◆ **SET EXERCISE**
Lines that hold the word "left" should be located and copied.

Chart and figure data

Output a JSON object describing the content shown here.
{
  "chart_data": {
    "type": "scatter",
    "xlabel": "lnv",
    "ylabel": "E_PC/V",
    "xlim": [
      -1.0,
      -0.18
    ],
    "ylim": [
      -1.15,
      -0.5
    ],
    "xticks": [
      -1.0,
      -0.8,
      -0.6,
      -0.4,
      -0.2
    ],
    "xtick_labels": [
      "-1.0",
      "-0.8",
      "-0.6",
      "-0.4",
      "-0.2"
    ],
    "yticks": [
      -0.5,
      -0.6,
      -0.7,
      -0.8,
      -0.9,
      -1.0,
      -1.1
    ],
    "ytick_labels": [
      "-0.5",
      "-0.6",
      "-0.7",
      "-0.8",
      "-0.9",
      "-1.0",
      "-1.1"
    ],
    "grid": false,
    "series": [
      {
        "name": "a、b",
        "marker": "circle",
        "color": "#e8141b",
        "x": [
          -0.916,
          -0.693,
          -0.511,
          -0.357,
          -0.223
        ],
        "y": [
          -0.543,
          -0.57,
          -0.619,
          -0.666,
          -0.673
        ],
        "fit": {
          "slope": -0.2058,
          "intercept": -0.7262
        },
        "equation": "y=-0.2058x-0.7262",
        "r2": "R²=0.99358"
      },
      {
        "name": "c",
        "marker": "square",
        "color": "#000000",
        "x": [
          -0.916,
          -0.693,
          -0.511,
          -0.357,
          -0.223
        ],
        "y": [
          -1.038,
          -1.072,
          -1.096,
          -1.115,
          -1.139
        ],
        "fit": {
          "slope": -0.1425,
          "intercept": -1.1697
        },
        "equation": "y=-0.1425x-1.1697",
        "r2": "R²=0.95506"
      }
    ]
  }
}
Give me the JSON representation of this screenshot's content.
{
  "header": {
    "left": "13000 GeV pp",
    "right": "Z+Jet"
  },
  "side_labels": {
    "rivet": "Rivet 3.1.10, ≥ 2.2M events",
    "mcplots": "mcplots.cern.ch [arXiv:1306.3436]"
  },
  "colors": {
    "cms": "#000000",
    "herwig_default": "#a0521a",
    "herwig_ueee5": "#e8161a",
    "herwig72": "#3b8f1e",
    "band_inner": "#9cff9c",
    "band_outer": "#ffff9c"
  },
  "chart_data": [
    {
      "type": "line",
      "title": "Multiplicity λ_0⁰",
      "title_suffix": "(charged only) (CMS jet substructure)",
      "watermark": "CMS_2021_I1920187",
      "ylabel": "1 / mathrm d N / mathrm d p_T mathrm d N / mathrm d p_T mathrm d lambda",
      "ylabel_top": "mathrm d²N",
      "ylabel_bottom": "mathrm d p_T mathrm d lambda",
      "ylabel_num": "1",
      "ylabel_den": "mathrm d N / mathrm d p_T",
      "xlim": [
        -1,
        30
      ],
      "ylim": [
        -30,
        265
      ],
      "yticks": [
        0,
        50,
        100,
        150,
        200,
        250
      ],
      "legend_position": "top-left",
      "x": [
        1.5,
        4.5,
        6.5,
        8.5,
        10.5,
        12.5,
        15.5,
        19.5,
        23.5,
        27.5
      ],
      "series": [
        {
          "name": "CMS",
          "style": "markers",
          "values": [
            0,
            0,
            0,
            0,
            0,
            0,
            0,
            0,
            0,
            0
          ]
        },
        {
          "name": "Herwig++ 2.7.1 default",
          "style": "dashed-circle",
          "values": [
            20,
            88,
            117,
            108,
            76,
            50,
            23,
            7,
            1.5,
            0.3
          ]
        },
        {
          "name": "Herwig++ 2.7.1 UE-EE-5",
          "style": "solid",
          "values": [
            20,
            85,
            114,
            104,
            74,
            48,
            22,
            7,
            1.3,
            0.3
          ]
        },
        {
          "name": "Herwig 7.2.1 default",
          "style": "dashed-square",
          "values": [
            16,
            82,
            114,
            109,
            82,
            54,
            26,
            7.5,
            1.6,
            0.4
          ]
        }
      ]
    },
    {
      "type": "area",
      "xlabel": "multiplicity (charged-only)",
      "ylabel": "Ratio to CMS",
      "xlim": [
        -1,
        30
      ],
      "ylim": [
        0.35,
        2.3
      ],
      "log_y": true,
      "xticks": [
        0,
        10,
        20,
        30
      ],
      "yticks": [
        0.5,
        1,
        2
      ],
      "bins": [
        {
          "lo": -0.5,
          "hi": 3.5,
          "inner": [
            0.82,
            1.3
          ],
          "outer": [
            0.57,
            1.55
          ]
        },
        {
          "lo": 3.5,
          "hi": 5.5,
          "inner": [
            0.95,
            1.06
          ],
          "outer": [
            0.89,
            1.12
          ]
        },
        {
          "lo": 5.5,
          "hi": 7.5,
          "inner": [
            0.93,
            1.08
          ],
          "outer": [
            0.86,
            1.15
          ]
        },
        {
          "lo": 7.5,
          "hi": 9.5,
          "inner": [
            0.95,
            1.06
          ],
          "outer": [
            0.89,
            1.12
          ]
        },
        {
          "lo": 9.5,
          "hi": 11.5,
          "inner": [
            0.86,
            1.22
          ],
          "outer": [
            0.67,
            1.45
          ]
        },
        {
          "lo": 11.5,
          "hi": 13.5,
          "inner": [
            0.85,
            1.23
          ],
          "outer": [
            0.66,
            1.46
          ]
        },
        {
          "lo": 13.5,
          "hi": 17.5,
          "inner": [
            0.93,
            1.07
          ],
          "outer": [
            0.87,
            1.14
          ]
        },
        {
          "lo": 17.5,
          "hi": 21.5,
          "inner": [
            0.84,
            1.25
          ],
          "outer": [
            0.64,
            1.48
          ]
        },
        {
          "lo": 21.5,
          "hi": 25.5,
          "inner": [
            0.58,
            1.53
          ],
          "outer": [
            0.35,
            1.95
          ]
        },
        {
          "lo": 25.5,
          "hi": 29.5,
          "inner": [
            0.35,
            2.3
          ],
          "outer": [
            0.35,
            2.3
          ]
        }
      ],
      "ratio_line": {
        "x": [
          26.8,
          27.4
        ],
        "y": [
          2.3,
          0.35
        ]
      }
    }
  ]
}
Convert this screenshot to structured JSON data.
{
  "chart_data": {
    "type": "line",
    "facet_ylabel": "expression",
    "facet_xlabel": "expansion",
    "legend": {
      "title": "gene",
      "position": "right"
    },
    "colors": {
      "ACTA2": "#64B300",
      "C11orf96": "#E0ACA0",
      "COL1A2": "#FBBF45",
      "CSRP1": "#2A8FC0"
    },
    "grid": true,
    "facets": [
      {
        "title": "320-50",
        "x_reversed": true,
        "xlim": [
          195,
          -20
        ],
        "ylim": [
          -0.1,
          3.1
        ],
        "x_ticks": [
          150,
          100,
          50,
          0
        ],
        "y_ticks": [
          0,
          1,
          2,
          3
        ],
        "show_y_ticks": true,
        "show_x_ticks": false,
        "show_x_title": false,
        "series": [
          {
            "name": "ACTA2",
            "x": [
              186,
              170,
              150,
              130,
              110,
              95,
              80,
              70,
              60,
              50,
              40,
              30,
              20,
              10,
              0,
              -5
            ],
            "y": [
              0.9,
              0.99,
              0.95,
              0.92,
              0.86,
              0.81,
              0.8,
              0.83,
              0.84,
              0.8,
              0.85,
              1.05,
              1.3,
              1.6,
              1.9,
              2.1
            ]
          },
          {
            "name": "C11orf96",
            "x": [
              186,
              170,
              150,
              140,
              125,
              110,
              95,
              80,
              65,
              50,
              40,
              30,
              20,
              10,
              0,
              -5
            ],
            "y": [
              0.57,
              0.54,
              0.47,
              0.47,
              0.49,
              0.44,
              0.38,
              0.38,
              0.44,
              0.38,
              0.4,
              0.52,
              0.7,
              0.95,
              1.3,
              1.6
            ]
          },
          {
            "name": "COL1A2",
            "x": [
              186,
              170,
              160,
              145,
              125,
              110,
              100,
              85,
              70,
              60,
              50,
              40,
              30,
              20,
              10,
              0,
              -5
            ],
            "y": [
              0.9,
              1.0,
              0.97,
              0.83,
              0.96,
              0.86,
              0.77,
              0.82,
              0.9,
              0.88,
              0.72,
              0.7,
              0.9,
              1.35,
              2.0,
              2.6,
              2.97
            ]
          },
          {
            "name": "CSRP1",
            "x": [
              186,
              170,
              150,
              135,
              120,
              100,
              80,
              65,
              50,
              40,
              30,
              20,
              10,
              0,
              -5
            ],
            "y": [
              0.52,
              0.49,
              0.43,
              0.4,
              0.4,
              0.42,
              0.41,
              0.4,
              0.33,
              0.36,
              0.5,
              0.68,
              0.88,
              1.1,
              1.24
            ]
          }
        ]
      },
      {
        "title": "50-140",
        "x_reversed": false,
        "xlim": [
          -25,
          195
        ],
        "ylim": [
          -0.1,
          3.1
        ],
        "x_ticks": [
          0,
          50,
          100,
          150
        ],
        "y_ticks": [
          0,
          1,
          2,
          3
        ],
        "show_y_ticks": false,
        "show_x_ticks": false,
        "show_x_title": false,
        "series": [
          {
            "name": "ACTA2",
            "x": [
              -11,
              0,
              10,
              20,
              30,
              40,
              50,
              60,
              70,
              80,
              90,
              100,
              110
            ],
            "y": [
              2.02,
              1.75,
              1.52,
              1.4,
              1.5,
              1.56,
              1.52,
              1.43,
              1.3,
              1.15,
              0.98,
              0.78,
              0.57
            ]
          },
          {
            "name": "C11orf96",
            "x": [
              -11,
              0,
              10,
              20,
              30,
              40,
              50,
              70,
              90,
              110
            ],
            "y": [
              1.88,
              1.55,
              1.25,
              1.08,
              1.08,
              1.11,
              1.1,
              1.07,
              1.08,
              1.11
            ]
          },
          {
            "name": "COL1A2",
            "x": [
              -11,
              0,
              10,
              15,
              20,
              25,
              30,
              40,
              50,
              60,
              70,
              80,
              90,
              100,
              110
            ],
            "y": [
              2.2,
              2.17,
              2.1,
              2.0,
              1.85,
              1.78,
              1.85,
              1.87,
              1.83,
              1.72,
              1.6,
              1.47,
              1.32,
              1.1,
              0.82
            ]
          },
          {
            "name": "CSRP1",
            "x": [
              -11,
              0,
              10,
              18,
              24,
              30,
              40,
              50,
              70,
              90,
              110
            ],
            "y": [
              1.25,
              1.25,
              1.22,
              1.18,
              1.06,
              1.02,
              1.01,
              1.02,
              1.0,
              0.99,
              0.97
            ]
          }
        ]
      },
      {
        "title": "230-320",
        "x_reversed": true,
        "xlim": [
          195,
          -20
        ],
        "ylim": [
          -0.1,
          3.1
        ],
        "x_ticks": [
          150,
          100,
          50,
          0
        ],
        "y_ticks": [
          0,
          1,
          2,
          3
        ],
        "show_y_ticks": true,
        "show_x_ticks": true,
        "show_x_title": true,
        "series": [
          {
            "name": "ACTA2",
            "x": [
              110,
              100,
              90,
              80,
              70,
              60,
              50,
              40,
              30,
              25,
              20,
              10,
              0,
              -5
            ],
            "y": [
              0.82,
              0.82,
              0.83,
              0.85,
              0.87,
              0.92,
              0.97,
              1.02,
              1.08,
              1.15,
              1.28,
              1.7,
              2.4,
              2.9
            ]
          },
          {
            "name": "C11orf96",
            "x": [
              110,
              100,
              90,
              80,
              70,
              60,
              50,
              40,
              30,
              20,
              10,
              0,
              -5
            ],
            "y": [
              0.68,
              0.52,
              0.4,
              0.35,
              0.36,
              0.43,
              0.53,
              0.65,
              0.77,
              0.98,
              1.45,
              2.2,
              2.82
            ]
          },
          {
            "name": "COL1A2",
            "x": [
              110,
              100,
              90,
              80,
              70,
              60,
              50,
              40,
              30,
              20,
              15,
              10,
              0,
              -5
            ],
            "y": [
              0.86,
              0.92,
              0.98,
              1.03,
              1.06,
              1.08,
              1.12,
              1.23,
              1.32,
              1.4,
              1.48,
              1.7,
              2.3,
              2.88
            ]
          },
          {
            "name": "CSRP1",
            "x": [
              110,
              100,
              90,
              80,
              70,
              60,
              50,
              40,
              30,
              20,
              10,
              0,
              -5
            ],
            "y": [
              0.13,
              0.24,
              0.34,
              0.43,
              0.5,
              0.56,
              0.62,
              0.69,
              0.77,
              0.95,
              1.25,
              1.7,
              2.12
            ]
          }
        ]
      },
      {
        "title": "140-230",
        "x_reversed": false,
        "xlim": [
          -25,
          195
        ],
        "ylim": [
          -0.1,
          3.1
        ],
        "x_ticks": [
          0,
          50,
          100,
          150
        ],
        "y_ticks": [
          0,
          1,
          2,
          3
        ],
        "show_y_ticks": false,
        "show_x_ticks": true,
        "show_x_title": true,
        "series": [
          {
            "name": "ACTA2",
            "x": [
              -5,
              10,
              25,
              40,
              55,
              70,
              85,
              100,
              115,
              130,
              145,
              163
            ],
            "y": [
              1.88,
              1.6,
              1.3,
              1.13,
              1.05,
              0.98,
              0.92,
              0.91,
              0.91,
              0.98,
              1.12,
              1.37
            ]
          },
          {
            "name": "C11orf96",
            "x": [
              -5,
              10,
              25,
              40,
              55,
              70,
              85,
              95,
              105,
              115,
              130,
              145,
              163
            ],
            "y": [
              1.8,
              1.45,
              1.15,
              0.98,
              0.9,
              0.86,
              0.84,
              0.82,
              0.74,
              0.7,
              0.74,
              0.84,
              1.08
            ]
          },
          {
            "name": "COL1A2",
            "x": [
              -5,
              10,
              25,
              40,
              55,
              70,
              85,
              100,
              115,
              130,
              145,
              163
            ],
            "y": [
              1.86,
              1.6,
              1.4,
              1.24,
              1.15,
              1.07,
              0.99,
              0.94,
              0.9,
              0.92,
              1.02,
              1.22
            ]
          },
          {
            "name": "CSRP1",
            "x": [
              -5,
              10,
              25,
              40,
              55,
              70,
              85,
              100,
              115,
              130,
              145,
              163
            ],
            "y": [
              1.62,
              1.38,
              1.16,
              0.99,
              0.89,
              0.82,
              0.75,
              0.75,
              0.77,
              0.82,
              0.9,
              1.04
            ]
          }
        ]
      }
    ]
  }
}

◆ **REPLY TO THE EXERCISE**
    "left": "13000 GeV pp",
      "legend_position": "top-left",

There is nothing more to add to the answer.